| AIM |
Please edit the rows from the start down through the line containing "certification-body-line: Фактический адрес: 121471, город", replacing "issued-to-text" with "issued-to-line" and changing nothing else.

#### DATASET EXCERPTS

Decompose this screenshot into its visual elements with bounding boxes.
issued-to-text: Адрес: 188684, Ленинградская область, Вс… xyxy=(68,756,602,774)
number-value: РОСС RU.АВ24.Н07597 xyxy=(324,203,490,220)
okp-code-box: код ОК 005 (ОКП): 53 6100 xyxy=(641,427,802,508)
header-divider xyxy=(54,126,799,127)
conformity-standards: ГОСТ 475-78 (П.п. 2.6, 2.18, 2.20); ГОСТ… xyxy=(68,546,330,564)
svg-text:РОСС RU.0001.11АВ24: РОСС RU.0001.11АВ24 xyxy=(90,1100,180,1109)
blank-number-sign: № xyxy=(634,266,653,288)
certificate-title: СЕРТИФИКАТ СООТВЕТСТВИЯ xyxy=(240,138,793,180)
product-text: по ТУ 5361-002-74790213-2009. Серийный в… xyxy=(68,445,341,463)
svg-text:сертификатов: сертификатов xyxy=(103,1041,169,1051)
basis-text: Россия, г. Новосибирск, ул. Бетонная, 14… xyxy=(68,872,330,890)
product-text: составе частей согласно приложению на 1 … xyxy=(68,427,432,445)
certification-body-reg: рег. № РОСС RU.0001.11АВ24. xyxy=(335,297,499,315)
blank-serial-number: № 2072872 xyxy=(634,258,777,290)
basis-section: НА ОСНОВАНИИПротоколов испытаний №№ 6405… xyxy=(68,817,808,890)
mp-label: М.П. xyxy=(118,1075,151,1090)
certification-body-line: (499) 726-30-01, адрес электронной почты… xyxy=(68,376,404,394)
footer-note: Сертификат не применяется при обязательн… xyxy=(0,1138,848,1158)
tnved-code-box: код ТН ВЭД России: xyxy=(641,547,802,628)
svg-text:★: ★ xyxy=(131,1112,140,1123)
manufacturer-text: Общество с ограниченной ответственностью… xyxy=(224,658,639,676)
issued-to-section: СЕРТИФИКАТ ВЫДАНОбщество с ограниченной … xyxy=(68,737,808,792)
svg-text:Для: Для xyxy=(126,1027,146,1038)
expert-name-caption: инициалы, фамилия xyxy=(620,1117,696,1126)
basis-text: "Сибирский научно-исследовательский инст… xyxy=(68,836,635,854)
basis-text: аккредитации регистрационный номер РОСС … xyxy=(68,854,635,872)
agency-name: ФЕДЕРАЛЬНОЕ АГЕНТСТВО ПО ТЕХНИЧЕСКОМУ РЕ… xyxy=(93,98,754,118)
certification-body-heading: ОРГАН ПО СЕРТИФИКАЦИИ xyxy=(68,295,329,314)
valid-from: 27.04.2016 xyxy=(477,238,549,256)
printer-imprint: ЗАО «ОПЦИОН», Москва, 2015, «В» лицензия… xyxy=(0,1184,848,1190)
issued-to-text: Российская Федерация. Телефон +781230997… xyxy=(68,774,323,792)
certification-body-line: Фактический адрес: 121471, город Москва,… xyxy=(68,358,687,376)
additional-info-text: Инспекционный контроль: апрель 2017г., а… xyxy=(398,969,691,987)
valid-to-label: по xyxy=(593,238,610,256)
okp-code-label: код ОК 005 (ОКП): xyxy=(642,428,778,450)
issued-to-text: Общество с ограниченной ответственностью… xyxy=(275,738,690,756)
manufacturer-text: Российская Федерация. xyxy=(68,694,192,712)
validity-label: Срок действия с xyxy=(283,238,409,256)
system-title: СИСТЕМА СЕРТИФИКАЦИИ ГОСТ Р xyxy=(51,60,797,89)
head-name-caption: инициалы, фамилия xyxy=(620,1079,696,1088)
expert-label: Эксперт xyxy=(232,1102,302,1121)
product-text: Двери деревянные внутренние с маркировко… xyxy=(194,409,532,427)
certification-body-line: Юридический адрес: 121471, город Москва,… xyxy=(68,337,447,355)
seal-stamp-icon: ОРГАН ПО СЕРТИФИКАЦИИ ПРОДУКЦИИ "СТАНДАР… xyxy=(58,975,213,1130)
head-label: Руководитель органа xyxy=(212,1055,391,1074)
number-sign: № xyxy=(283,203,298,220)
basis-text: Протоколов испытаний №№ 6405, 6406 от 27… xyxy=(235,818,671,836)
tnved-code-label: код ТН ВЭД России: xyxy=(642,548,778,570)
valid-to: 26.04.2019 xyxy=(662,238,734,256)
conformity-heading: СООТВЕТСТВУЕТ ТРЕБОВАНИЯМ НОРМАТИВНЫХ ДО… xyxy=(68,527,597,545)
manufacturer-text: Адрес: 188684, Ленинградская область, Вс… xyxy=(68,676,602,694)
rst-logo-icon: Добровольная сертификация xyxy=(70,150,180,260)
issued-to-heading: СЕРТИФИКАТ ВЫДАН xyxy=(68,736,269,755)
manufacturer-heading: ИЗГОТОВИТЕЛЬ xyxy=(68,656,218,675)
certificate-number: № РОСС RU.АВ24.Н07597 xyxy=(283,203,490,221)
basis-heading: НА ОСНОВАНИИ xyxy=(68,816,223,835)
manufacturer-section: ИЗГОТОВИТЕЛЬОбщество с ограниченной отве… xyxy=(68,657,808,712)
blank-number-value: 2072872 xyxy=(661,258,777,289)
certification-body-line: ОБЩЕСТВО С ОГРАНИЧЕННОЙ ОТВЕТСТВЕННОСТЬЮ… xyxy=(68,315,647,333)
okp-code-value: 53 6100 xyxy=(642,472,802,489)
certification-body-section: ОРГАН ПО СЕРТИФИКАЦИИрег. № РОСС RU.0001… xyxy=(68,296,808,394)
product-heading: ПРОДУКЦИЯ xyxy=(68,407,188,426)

########

| OUTPUT |
Decompose this screenshot into its visual elements with bounding boxes.
issued-to-line: Адрес: 188684, Ленинградская область, Вс… xyxy=(68,756,602,774)
number-value: РОСС RU.АВ24.Н07597 xyxy=(324,203,490,220)
okp-code-box: код ОК 005 (ОКП): 53 6100 xyxy=(641,427,802,508)
header-divider xyxy=(54,126,799,127)
conformity-standards: ГОСТ 475-78 (П.п. 2.6, 2.18, 2.20); ГОСТ… xyxy=(68,546,330,564)
svg-text:РОСС RU.0001.11АВ24: РОСС RU.0001.11АВ24 xyxy=(90,1100,180,1109)
blank-number-sign: № xyxy=(634,266,653,288)
certificate-title: СЕРТИФИКАТ СООТВЕТСТВИЯ xyxy=(240,138,793,180)
product-text: по ТУ 5361-002-74790213-2009. Серийный в… xyxy=(68,445,341,463)
svg-text:сертификатов: сертификатов xyxy=(103,1041,169,1051)
basis-text: Россия, г. Новосибирск, ул. Бетонная, 14… xyxy=(68,872,330,890)
product-text: составе частей согласно приложению на 1 … xyxy=(68,427,432,445)
certification-body-reg: рег. № РОСС RU.0001.11АВ24. xyxy=(335,297,499,315)
blank-serial-number: № 2072872 xyxy=(634,258,777,290)
basis-section: НА ОСНОВАНИИПротоколов испытаний №№ 6405… xyxy=(68,817,808,890)
mp-label: М.П. xyxy=(118,1075,151,1090)
certification-body-line: (499) 726-30-01, адрес электронной почты… xyxy=(68,376,404,394)
footer-note: Сертификат не применяется при обязательн… xyxy=(0,1138,848,1158)
tnved-code-box: код ТН ВЭД России: xyxy=(641,547,802,628)
svg-text:★: ★ xyxy=(131,1112,140,1123)
manufacturer-text: Общество с ограниченной ответственностью… xyxy=(224,658,639,676)
issued-to-section: СЕРТИФИКАТ ВЫДАНОбщество с ограниченной … xyxy=(68,737,808,792)
svg-text:Для: Для xyxy=(126,1027,146,1038)
expert-name-caption: инициалы, фамилия xyxy=(620,1117,696,1126)
basis-text: "Сибирский научно-исследовательский инст… xyxy=(68,836,635,854)
basis-text: аккредитации регистрационный номер РОСС … xyxy=(68,854,635,872)
agency-name: ФЕДЕРАЛЬНОЕ АГЕНТСТВО ПО ТЕХНИЧЕСКОМУ РЕ… xyxy=(93,98,754,118)
certification-body-heading: ОРГАН ПО СЕРТИФИКАЦИИ xyxy=(68,295,329,314)
valid-from: 27.04.2016 xyxy=(477,238,549,256)
printer-imprint: ЗАО «ОПЦИОН», Москва, 2015, «В» лицензия… xyxy=(0,1184,848,1190)
issued-to-line: Российская Федерация. Телефон +781230997… xyxy=(68,774,323,792)
certification-body-line: Фактический адрес: 121471, город Москва,… xyxy=(68,358,687,376)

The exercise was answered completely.